### EXERCISE INSTRUCTIONS
In the entries below, identify every line with the string "Shading" and copy it.

### SUPPLIED INFORMATION

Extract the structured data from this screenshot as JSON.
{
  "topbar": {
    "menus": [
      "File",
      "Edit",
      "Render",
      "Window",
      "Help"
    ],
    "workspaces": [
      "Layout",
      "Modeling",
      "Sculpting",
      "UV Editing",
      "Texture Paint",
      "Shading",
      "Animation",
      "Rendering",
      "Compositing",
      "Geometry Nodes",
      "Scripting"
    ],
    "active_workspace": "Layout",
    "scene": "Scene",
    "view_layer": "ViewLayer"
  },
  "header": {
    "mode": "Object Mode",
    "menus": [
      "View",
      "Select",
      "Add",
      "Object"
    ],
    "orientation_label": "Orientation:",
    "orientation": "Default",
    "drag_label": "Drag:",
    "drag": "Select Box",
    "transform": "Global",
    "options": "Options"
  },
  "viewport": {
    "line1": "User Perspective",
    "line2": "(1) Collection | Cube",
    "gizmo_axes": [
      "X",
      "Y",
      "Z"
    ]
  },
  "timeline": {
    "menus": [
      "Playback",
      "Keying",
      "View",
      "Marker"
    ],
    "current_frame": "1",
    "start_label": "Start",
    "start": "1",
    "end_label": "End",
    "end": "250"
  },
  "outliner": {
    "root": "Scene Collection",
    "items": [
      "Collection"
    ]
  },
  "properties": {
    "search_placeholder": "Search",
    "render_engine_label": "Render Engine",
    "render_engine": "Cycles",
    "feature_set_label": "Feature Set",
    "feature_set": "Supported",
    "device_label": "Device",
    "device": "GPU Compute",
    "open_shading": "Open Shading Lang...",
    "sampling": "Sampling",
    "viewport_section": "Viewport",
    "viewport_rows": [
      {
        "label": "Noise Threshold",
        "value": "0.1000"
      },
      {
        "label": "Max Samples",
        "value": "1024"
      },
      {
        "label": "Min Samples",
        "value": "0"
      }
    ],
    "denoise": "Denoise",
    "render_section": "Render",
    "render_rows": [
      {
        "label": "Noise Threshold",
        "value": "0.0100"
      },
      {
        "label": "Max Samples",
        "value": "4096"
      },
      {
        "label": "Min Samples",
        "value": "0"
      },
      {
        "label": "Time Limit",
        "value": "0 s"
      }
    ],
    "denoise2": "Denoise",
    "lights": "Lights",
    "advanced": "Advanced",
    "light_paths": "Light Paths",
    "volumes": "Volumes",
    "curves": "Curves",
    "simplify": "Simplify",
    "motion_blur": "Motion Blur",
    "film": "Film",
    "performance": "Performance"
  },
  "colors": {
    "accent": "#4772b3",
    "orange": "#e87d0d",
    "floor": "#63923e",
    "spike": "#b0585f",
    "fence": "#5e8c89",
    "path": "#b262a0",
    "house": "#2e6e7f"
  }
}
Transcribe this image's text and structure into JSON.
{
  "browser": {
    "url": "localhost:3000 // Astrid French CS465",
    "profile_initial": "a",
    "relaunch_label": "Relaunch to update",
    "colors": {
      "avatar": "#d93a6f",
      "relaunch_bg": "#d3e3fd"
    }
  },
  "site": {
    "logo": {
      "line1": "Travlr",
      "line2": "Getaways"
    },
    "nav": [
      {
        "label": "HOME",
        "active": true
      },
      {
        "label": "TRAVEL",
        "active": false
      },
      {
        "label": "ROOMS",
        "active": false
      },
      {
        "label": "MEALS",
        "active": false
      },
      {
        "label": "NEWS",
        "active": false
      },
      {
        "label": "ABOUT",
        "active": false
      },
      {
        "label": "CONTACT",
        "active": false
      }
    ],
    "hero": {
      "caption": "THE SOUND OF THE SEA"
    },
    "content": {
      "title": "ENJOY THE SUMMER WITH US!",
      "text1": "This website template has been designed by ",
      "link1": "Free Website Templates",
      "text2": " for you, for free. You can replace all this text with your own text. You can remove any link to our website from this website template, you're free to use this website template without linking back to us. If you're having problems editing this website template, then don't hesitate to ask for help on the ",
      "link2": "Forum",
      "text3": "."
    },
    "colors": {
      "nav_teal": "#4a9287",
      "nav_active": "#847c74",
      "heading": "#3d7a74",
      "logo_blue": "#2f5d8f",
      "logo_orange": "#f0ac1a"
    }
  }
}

### ANSWER TO THIS TASK
      "Shading",
    "open_shading": "Open Shading Lang...",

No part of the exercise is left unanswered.